## Given request
Show, in full, each line of the data that contains "prawo".

A block of data:
►
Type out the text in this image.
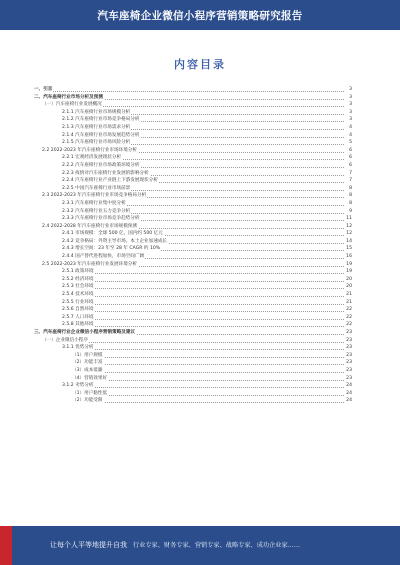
汽车座椅企业微信小程序营销策略研究报告
内容目录
一、引言	3
二、汽车座椅行业市场分析及预测	3
（一）汽车座椅行业发展概况	3
2.1.1 汽车座椅行业市场规模分析	3
2.1.2 汽车座椅行业市场竞争格局分析	3
2.1.3 汽车座椅行业市场需求分析	4
2.1.4 汽车座椅行业市场发展趋势分析	4
2.1.5 汽车座椅行业市场风险分析	5
2.2 2022-2023 年汽车座椅行业市场环境分析	6
2.2.1 宏观经济发展现状分析	6
2.2.2 汽车座椅行业市场政策环境分析	6
2.2.3 疫情对汽车座椅行业发展的影响分析	7
2.2.4 汽车座椅行业产业链上下游发展现状分析	7
2.2.5 中国汽车座椅行业市场前景	8
2.3 2022-2023 年汽车座椅行业市场竞争格局分析	8
2.3.1 汽车座椅行业集中度分析	8
2.3.2 汽车座椅行业五力竞争分析	9
2.3.3 汽车座椅行业市场竞争趋势分析	11
2.4 2022-2028 年汽车座椅行业市场规模预测	12
2.4.1 市场规模：全球 500 亿，国内约 500 亿元	12
2.4.2 竞争格局：外资主导市场，本土企业加速成长	14
2.4.3 增长空间：23 年至 28 年 CAGR 约 10%	15
2.4.4 国产替代进程加快，市场空间广阔	16
2.5 2022-2023 年汽车座椅行业发展环境分析	19
2.5.1 政策环境	19
2.5.2 经济环境	20
2.5.3 社会环境	20
2.5.4 技术环境	21
2.5.5 行业环境	21
2.5.6 自然环境	22
2.5.7 人口环境	22
2.5.8 其他环境	22
三、汽车座椅行业企业微信小程序营销策略及建议	23
（一）企业微信小程序	23
3.1.1 优势分析	23
（1）用户规模	23
（2）功能丰富	23
（3）成本低廉	23
（4）营销效果好	23
3.1.2 劣势分析	24
（1）用户黏性低	24
（2）功能受限	24
让每个人平等地提升自我 行业专家、财务专家、营销专家、战略专家、成功企业家……
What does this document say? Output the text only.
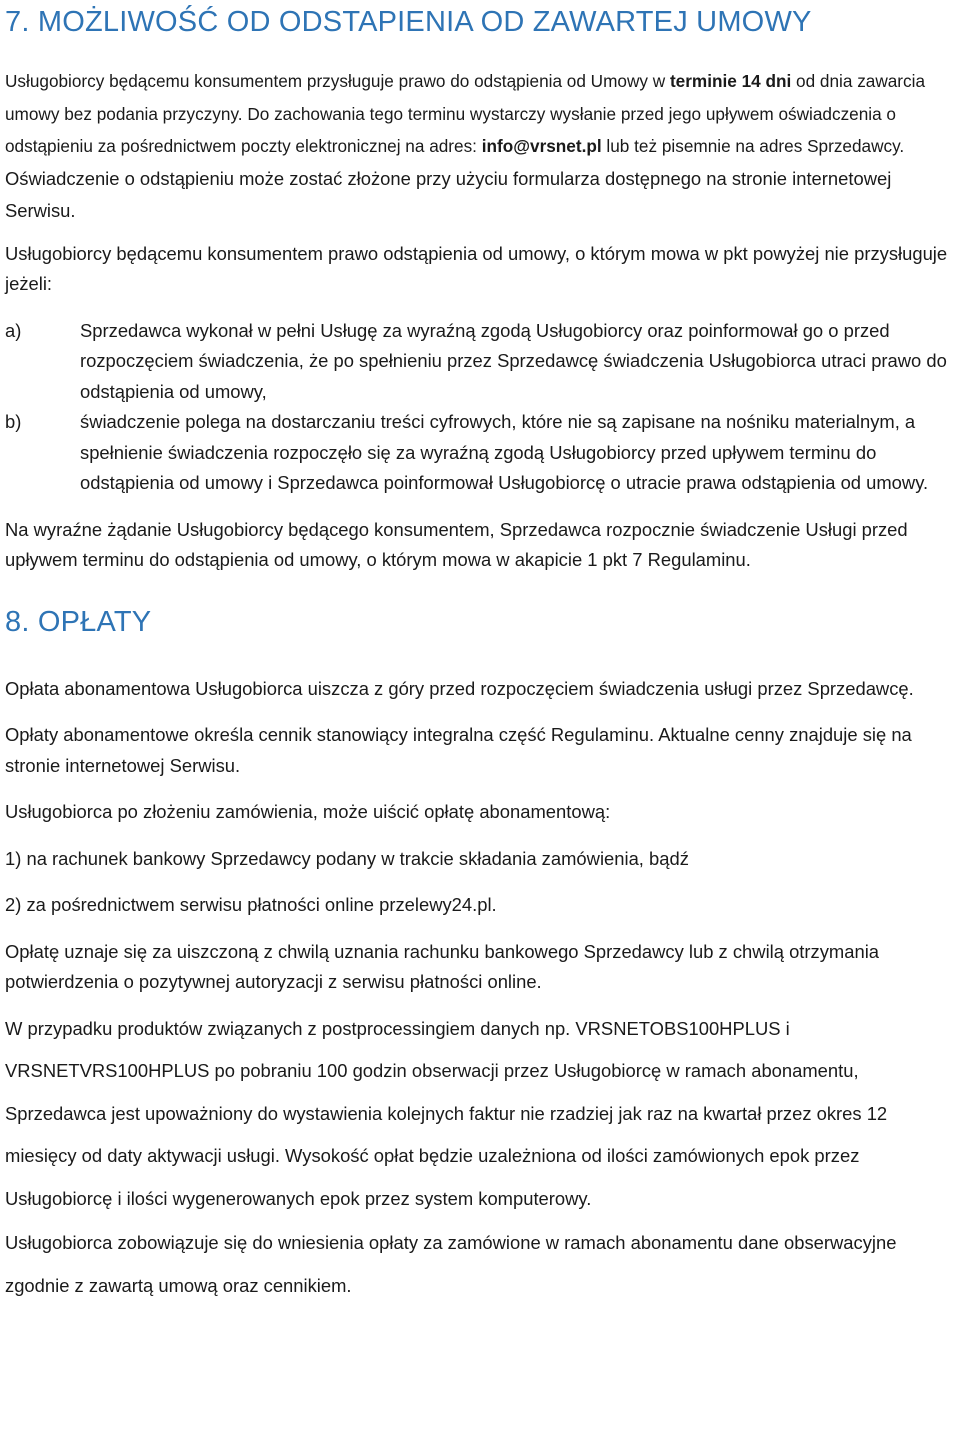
7. MOŻLIWOŚĆ OD ODSTAPIENIA OD ZAWARTEJ UMOWY

Usługobiorcy będącemu konsumentem przysługuje prawo do odstąpienia od Umowy w terminie 14 dni od dnia zawarcia umowy bez podania przyczyny. Do zachowania tego terminu wystarczy wysłanie przed jego upływem oświadczenia o odstąpieniu za pośrednictwem poczty elektronicznej na adres: info@vrsnet.pl lub też pisemnie na adres Sprzedawcy. Oświadczenie o odstąpieniu może zostać złożone przy użyciu formularza dostępnego na stronie internetowej Serwisu.

Usługobiorcy będącemu konsumentem prawo odstąpienia od umowy, o którym mowa w pkt powyżej nie przysługuje jeżeli:

a)	Sprzedawca wykonał w pełni Usługę za wyraźną zgodą Usługobiorcy oraz poinformował go o przed rozpoczęciem świadczenia, że po spełnieniu przez Sprzedawcę świadczenia Usługobiorca utraci prawo do odstąpienia od umowy,
b)	świadczenie polega na dostarczaniu treści cyfrowych, które nie są zapisane na nośniku materialnym, a spełnienie świadczenia rozpoczęło się za wyraźną zgodą Usługobiorcy przed upływem terminu do odstąpienia od umowy i Sprzedawca poinformował Usługobiorcę o utracie prawa odstąpienia od umowy.

Na wyraźne żądanie Usługobiorcy będącego konsumentem, Sprzedawca rozpocznie świadczenie Usługi przed upływem terminu do odstąpienia od umowy, o którym mowa w akapicie 1 pkt 7 Regulaminu.

8. OPŁATY

Opłata abonamentowa Usługobiorca uiszcza z góry przed rozpoczęciem świadczenia usługi przez Sprzedawcę.

Opłaty abonamentowe określa cennik stanowiący integralna część Regulaminu. Aktualne cenny znajduje się na stronie internetowej Serwisu.

Usługobiorca po złożeniu zamówienia, może uiścić opłatę abonamentową:

1) na rachunek bankowy Sprzedawcy podany w trakcie składania zamówienia, bądź

2) za pośrednictwem serwisu płatności online przelewy24.pl.

Opłatę uznaje się za uiszczoną z chwilą uznania rachunku bankowego Sprzedawcy lub z chwilą otrzymania potwierdzenia o pozytywnej autoryzacji z serwisu płatności online.

W przypadku produktów związanych z postprocessingiem danych np. VRSNETOBS100HPLUS i VRSNETVRS100HPLUS po pobraniu 100 godzin obserwacji przez Usługobiorcę w ramach abonamentu, Sprzedawca jest upoważniony do wystawienia kolejnych faktur nie rzadziej jak raz na kwartał przez okres 12 miesięcy od daty aktywacji usługi. Wysokość opłat będzie uzależniona od ilości zamówionych epok przez Usługobiorcę i ilości wygenerowanych epok przez system komputerowy.

Usługobiorca zobowiązuje się do wniesienia opłaty za zamówione w ramach abonamentu dane obserwacyjne zgodnie z zawartą umową oraz cennikiem.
◄
## Solution
Usługobiorcy będącemu konsumentem przysługuje prawo do odstąpienia od Umowy w terminie 14 dni od dnia zawarcia umowy bez podania przyczyny. Do zachowania tego terminu wystarczy wysłanie przed jego upływem oświadczenia o odstąpieniu za pośrednictwem poczty elektronicznej na adres: info@vrsnet.pl lub też pisemnie na adres Sprzedawcy. Oświadczenie o odstąpieniu może zostać złożone przy użyciu formularza dostępnego na stronie internetowej Serwisu.
Usługobiorcy będącemu konsumentem prawo odstąpienia od umowy, o którym mowa w pkt powyżej nie przysługuje jeżeli:
a)	Sprzedawca wykonał w pełni Usługę za wyraźną zgodą Usługobiorcy oraz poinformował go o przed rozpoczęciem świadczenia, że po spełnieniu przez Sprzedawcę świadczenia Usługobiorca utraci prawo do odstąpienia od umowy,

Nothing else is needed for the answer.